■ AUFGABE: Setzen Sie die Forendiskussion über maskierte nvidia-drivers-Pakete in Portage nach ihrem zuletzt gezeigten Satz fort.

#### VORLIEGENDER TEXT ####

Zuerst dachte ich es liegt vielleicht daran das ich ein Server-Profile verwende oder die sys-kernel/hardened-sources aber das ist natürlich quatsch (Weil nvidia-drivers auch nicht packages.mask vom profile eingetragen ist).

Ich werde nachher nochmal syncronisieren und hoffen das ich nicht auf die Blacklist komme..

----------

## Inte

Hast Du Dich vielleicht an die Anleitung gehalten und eine ältere Grafikkarte?

Dann hast Du bestimmt >=x11-drivers/nvidia-drivers-1.97.00 oder >=x11-drivers/nvidia-drivers-1.87.00 in der /etc/portage/package.mask stehen.

Gestern habe ich einen Rechner nach langer Zeit aktualisiert und festgestellt, dass sich die Versionsangabe von z.B. 1.0.87 ... auf 87.00 geändert hat. Demnach dürfte bei einem altem >=x11-drivers/nvidia-drivers-1.87.00-Eintrag alles maskiert sein.

----------

## ChrisJumper

 *Inte wrote:*   

> Hast Du Dich vielleicht an die Anleitung gehalten und eine ältere Grafikkarte?
> 
> Dann hast Du bestimmt >=x11-drivers/nvidia-drivers-97.00 oder >=x11-drivers/nvidia-drivers-87.00 in der /etc/portage/package.mask stehen.
> 
> Gestern habe ich einen Rechner nach langer Zeit aktualisiert und festgestellt, dass sich die Versionsangabe von z.B. 1.0.87 ... auf 87.00 geändert hat. Demnach dürfte bei einem altem >=x11-drivers/nvidia-drivers-1.87.00-Eintrag alles maskiert sein.

#### DATENAUSZUG ####

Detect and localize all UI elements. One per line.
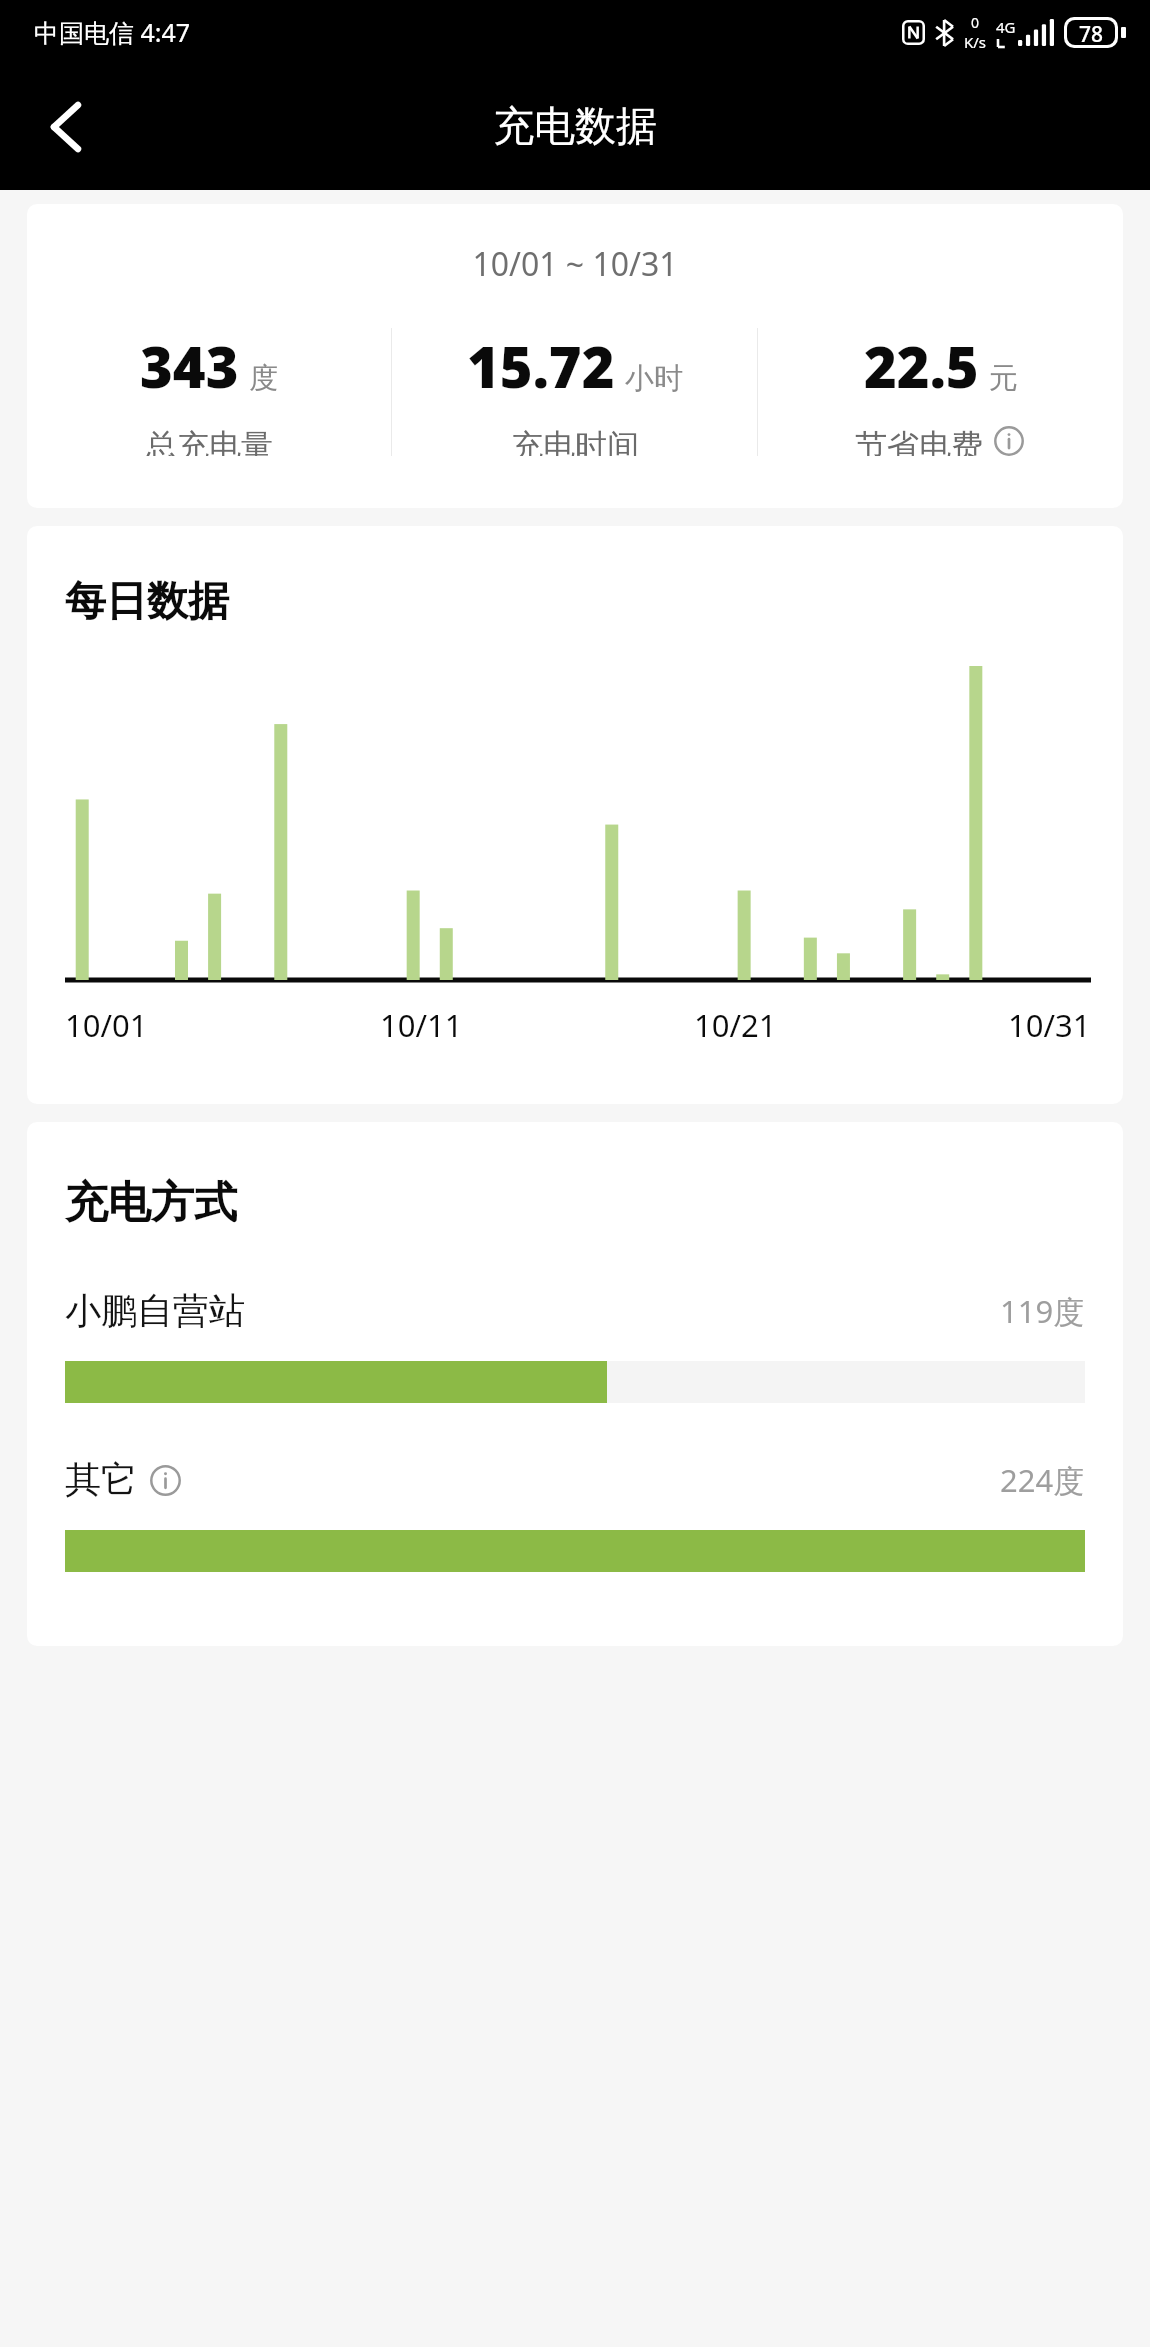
staticText: 中国电信 4:47 — [34, 15, 191, 49]
staticText: 其它 — [65, 1457, 137, 1502]
staticText: 小鹏自营站 — [65, 1288, 245, 1333]
staticText: 元 — [989, 360, 1018, 397]
staticText: 78 — [1079, 20, 1104, 45]
staticText: 小时 — [625, 360, 683, 397]
staticText: 10/01 — [65, 1004, 148, 1046]
staticText: 每日数据 — [65, 576, 229, 628]
staticText: 10/01 ~ 10/31 — [27, 242, 1123, 286]
staticText: 度 — [249, 360, 278, 397]
staticText: 15.72 — [467, 328, 615, 404]
staticText: 充电时间 — [511, 426, 639, 456]
staticText: 0 — [971, 13, 980, 32]
staticText: 充电数据 — [493, 101, 657, 153]
staticText: 充电方式 — [65, 1176, 237, 1230]
staticText: 224度 — [1000, 1459, 1085, 1501]
button[interactable]: 其它 — [65, 1457, 1085, 1572]
button[interactable]: 小鹏自营站 — [65, 1288, 1085, 1403]
button[interactable]: 说明 — [992, 426, 1026, 456]
staticText: 4G — [996, 17, 1016, 37]
button[interactable]: Back — [26, 87, 106, 167]
staticText: 总充电量 — [145, 426, 273, 456]
staticText: K/s — [964, 32, 987, 52]
staticText: 119度 — [1000, 1290, 1085, 1332]
staticText: 10/11 — [380, 1004, 463, 1046]
staticText: 343 — [140, 328, 239, 404]
staticText: 10/31 — [1008, 1004, 1091, 1046]
staticText: 节省电费 — [855, 426, 983, 456]
staticText: 22.5 — [864, 328, 979, 404]
staticText: 10/21 — [694, 1004, 777, 1046]
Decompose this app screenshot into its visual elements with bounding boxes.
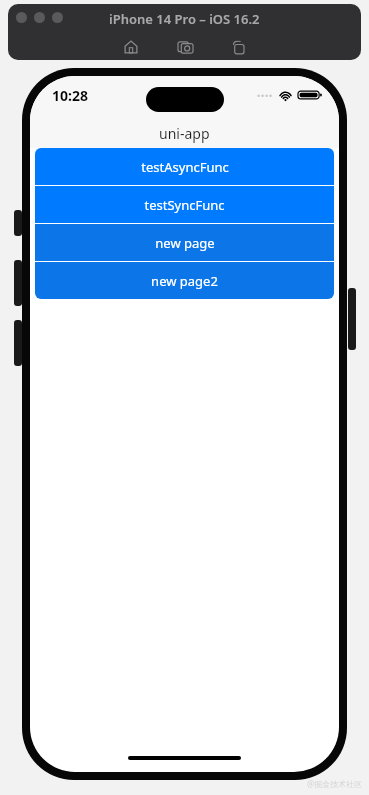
button[interactable]: Screenshot [170,32,200,60]
button[interactable]: new page [35,224,334,261]
button[interactable]: Home [116,32,146,60]
button[interactable]: testSyncFunc [35,186,334,223]
staticText: @掘金技术社区 [307,778,363,789]
button[interactable] [52,12,63,23]
staticText: iPhone 14 Pro – iOS 16.2 [109,10,260,28]
staticText: new page [155,234,215,252]
button[interactable]: Rotate [224,32,254,60]
button[interactable] [16,12,27,23]
button[interactable]: new page2 [35,262,334,299]
staticText: new page2 [151,272,218,290]
button[interactable]: testAsyncFunc [35,148,334,185]
staticText: uni-app [159,124,210,143]
staticText: testAsyncFunc [141,158,229,176]
button[interactable] [34,12,45,23]
staticText: 10:28 [52,86,88,105]
staticText: testSyncFunc [144,196,225,214]
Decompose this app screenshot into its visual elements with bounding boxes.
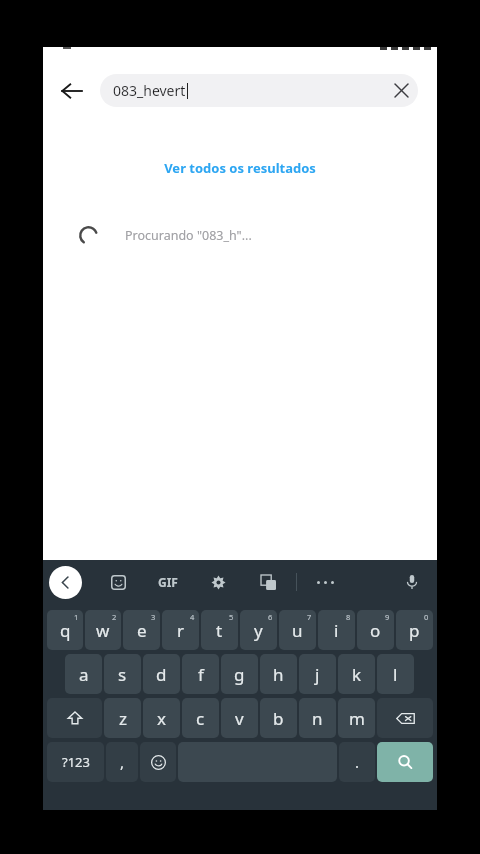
staticText: t (216, 619, 223, 642)
button[interactable]: Stickers (104, 567, 132, 597)
button[interactable]: x (143, 698, 180, 738)
button[interactable]: m (338, 698, 375, 738)
button[interactable]: z (104, 698, 141, 738)
staticText: 7 (307, 612, 312, 622)
button[interactable]: Translate (254, 567, 282, 597)
button[interactable]: k (338, 654, 375, 694)
button[interactable]: r (162, 610, 199, 650)
button[interactable]: f (182, 654, 219, 694)
staticText: 4 (190, 612, 195, 622)
staticText: 9 (385, 612, 390, 622)
staticText: r (177, 619, 185, 642)
button[interactable]: s (104, 654, 141, 694)
button[interactable]: Voice input (398, 567, 426, 597)
button[interactable]: b (260, 698, 297, 738)
staticText: k (352, 663, 362, 686)
button[interactable]: Emoji (140, 742, 176, 782)
staticText: 5 (229, 612, 234, 622)
staticText: i (334, 619, 339, 642)
button[interactable]: ?123 (47, 742, 104, 782)
staticText: 3 (151, 612, 156, 622)
button[interactable]: j (299, 654, 336, 694)
button[interactable]: GIF (154, 567, 182, 597)
button[interactable]: l (377, 654, 414, 694)
staticText: x (157, 707, 166, 730)
button[interactable]: Settings (204, 567, 232, 597)
button[interactable]: Close toolbar (49, 566, 82, 599)
button[interactable]: Comma (106, 742, 138, 782)
button[interactable]: 083_hevert (100, 74, 418, 107)
button[interactable]: v (221, 698, 258, 738)
button[interactable]: Period (339, 742, 375, 782)
staticText: 2 (112, 612, 117, 622)
staticText: 1 (74, 612, 79, 622)
button[interactable]: d (143, 654, 180, 694)
staticText: v (235, 707, 244, 730)
staticText: , (120, 752, 125, 772)
staticText: y (254, 619, 263, 642)
staticText: e (137, 619, 147, 642)
staticText: 0 (424, 612, 429, 622)
staticText: GIF (158, 574, 178, 590)
button[interactable]: Shift (47, 698, 102, 738)
staticText: g (234, 663, 245, 686)
button[interactable]: w (85, 610, 121, 650)
button[interactable]: Clear search (384, 74, 418, 107)
staticText: p (409, 619, 420, 642)
staticText: . (355, 752, 360, 772)
staticText: f (198, 663, 204, 686)
staticText: u (292, 619, 303, 642)
button[interactable]: e (123, 610, 160, 650)
staticText: j (315, 663, 320, 686)
staticText: o (370, 619, 381, 642)
staticText: c (196, 707, 205, 730)
staticText: s (118, 663, 127, 686)
button[interactable]: u (279, 610, 316, 650)
staticText: 083_hevert (113, 81, 186, 100)
button[interactable]: c (182, 698, 219, 738)
button[interactable]: Backspace (377, 698, 433, 738)
staticText: w (96, 619, 110, 642)
button[interactable]: g (221, 654, 258, 694)
staticText: a (79, 663, 89, 686)
button[interactable]: q (47, 610, 83, 650)
staticText: h (273, 663, 284, 686)
button[interactable]: i (318, 610, 355, 650)
staticText: d (156, 663, 167, 686)
button[interactable]: More options (311, 567, 339, 597)
staticText: 6 (268, 612, 273, 622)
button[interactable]: Search (377, 742, 433, 782)
staticText: z (119, 707, 127, 730)
button[interactable]: p (396, 610, 433, 650)
button[interactable]: t (201, 610, 238, 650)
staticText: m (349, 707, 365, 730)
button[interactable]: n (299, 698, 336, 738)
button[interactable]: a (65, 654, 102, 694)
staticText: n (312, 707, 323, 730)
button[interactable]: o (357, 610, 394, 650)
staticText: q (60, 619, 71, 642)
button[interactable]: h (260, 654, 297, 694)
button[interactable]: Ver todos os resultados (43, 155, 437, 181)
button[interactable]: Back (43, 61, 100, 121)
staticText: b (273, 707, 284, 730)
staticText: l (393, 663, 398, 686)
staticText: Procurando "083_h"... (125, 227, 252, 244)
button[interactable]: y (240, 610, 277, 650)
staticText: Ver todos os resultados (164, 159, 316, 177)
staticText: 8 (346, 612, 351, 622)
staticText: ?123 (62, 753, 90, 771)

####

■ ANTWORT:
 

A-Ha, jetzt bin ich zumindest einen Schritt weiter.

Habe grade nochmal nachgeschaut und die Karte, welche ich dort "strom_sparender_wesie" eingebaut hab war tatsächlich eine Geforce4 (MX 4000), damit wäre schon mal klar das ich die Version 71.86.01 von  x11-drivers/nvidia-drivers brauche.

Dank dir hab ich zwar eine Ahnung wo das Problem liegen könnte. Aber bin trotzdem noch nicht weiter.

Ich will jetzt einfach nur verstehen warum er mir diese Pakete als Masked anzeigt, nicht das dies immer noch ein Problem für mich darstellt.

(Werde wohl einfach auf diese Treiber verzichten und die quelloffene Alternative verwenden).

Meine /etc/portage/package.* ist nach der Frisch-Installation ja noch leer. Und in der packages.mask von dem Profil findet sich auch kein kleines stück "nvidia".

Trotzdem wäre es interessant zu erfahren wo ich die package.mask finde, wenn nicht unter /etc/portage/.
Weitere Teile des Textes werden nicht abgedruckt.